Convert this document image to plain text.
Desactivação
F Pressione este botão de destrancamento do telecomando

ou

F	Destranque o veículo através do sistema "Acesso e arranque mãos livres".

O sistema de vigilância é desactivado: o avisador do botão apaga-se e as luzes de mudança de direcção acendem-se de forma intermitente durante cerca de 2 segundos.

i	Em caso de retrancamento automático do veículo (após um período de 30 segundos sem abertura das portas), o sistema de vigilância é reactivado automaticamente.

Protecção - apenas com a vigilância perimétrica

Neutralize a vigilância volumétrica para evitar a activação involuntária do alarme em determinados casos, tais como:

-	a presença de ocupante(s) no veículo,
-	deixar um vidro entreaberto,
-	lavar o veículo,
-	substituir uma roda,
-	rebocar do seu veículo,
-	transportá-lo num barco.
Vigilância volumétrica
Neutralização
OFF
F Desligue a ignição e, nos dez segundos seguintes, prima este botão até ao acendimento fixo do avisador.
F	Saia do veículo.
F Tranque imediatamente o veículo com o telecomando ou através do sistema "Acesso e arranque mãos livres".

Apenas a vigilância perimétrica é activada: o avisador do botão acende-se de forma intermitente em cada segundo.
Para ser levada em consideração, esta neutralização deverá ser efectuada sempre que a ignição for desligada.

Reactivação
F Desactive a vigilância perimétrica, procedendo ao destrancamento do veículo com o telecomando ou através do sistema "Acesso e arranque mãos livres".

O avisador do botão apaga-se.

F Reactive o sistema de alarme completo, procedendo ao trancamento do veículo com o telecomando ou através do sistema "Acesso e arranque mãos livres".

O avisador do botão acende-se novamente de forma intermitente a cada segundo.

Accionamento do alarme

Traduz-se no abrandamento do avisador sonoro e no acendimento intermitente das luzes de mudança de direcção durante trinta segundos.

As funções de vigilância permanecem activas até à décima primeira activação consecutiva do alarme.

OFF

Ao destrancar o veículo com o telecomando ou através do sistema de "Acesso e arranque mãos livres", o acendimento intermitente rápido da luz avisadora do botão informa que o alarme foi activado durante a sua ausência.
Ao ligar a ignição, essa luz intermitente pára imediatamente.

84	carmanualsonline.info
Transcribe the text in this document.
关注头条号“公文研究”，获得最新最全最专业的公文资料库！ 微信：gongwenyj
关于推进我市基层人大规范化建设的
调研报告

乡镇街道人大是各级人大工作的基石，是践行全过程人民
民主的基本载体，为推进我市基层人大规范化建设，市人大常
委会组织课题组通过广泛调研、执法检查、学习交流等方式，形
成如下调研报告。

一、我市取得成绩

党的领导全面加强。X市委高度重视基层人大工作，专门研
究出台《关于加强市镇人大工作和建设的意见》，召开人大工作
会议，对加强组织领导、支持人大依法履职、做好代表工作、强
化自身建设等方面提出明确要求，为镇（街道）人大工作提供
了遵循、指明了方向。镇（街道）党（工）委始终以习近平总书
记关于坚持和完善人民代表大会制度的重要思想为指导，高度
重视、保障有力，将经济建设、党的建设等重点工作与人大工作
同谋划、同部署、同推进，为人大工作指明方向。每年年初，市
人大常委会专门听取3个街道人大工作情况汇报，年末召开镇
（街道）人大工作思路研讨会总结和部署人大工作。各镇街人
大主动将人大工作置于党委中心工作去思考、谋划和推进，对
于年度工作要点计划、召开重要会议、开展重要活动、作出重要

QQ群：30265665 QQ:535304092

▬▬▬▬▬▬▬▬▬▬

Given request
Track down the lines that include the word "mudança" and copy them.

Answer in full
O sistema de vigilância é desactivado: o avisador do botão apaga-se e as luzes de mudança de direcção acendem-se de forma intermitente durante cerca de 2 segundos.
Traduz-se no abrandamento do avisador sonoro e no acendimento intermitente das luzes de mudança de direcção durante trinta segundos.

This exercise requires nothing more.